● GIVEN EXERCISE
A line counts if it contains the string "Norris"; say how many such lines there are, giving only the number.

● GIVEN RECORDS
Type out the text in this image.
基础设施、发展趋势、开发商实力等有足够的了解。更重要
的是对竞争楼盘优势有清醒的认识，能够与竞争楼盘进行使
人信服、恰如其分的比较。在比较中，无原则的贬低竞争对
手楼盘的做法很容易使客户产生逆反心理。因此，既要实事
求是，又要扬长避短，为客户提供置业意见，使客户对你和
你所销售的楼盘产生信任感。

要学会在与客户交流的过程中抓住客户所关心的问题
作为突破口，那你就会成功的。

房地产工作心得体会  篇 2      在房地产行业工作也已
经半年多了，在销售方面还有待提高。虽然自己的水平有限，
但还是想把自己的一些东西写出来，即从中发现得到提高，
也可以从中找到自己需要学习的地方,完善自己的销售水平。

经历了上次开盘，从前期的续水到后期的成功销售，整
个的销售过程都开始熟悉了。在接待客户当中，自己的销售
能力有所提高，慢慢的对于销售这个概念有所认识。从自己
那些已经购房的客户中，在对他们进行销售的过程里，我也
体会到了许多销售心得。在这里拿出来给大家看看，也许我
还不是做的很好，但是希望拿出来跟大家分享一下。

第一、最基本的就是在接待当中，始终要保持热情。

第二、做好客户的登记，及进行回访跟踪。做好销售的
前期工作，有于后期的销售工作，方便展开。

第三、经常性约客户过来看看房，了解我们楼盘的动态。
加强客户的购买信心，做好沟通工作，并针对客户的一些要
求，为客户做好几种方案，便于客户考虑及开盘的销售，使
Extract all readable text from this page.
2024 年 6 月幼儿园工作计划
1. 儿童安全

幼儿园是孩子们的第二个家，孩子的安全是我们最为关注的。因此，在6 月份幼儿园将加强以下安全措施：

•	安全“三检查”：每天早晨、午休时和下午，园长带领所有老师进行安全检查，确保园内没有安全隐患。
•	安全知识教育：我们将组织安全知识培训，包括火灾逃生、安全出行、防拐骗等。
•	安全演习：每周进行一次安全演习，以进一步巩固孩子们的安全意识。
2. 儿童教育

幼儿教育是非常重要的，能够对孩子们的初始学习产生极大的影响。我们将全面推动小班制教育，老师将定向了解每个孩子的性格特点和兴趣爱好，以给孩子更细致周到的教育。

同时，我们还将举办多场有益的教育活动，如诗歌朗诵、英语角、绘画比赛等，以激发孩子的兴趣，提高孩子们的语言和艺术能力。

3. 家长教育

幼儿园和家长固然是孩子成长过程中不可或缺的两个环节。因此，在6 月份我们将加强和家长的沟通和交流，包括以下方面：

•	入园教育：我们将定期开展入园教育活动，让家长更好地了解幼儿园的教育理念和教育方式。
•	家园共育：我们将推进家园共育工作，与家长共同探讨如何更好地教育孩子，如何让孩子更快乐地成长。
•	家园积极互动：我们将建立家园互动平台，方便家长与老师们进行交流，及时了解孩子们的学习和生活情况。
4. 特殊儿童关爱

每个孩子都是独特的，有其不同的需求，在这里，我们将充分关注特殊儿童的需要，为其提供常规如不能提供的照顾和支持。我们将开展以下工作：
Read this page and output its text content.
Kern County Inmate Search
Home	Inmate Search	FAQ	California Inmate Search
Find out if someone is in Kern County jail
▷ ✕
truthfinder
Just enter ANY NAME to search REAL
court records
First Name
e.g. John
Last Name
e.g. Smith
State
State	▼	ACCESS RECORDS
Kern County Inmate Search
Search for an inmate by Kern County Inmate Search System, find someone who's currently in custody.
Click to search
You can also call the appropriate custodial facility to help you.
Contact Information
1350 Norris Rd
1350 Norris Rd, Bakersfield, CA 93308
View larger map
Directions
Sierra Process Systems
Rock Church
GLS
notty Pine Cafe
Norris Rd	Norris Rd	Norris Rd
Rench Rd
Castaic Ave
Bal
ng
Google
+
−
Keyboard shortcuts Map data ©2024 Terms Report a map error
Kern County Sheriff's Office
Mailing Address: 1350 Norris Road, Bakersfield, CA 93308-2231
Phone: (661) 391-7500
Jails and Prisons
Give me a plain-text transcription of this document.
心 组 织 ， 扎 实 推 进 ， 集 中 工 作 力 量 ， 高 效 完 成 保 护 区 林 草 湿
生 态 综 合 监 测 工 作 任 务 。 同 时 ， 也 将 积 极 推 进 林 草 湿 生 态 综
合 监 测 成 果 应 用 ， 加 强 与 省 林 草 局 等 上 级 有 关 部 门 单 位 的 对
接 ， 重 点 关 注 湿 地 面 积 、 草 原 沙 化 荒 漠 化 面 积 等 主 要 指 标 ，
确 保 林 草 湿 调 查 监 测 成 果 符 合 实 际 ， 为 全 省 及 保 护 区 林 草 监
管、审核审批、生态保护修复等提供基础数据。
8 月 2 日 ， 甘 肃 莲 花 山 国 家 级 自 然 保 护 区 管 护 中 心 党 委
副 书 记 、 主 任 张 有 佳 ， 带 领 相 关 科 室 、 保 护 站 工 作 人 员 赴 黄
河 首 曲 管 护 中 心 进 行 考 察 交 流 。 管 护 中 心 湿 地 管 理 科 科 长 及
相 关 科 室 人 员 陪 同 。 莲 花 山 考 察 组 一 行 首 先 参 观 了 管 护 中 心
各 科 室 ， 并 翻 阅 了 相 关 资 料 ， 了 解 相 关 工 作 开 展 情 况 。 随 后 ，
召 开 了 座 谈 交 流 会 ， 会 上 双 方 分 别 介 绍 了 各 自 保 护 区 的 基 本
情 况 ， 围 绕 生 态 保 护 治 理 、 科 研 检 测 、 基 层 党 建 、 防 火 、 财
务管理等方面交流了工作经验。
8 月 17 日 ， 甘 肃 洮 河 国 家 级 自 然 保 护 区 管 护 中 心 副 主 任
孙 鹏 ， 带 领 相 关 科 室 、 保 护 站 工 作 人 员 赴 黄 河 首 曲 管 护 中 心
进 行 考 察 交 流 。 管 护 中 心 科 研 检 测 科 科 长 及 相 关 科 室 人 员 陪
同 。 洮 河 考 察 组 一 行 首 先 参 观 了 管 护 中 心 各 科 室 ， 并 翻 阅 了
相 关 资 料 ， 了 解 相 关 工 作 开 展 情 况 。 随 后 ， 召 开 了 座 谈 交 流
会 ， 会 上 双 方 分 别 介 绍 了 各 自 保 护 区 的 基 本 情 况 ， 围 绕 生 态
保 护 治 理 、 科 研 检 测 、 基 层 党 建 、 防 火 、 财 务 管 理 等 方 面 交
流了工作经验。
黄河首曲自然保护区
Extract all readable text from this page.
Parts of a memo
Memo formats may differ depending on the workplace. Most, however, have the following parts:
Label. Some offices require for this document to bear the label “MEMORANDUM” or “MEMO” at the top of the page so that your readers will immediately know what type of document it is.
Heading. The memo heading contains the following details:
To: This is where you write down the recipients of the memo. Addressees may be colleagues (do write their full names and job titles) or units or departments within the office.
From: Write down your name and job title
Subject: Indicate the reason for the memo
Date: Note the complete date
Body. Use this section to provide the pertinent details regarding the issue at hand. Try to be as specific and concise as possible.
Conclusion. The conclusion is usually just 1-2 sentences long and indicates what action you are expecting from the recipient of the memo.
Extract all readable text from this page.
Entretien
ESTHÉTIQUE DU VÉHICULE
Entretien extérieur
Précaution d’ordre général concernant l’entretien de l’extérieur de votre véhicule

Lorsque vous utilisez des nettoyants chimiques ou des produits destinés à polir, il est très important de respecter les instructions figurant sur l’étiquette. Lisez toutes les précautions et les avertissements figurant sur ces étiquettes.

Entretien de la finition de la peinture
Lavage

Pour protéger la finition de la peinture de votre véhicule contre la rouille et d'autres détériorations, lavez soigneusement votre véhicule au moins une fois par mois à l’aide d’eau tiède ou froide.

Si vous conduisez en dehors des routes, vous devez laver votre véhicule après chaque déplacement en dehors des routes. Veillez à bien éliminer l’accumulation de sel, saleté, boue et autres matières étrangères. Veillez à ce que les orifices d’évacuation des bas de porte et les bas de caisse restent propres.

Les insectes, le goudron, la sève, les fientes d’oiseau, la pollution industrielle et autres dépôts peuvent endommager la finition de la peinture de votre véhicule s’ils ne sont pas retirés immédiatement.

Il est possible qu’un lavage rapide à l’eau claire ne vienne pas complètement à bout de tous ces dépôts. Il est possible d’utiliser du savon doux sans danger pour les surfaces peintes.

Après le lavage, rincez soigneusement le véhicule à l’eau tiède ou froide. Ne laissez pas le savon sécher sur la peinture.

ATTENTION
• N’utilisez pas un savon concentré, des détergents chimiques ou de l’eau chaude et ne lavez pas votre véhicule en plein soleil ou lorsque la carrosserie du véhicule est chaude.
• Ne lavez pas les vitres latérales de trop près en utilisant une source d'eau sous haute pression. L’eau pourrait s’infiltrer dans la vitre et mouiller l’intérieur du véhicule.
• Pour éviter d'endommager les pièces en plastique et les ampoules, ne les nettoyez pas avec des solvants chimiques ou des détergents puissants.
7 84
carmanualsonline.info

● EXERCISE ANSWER
4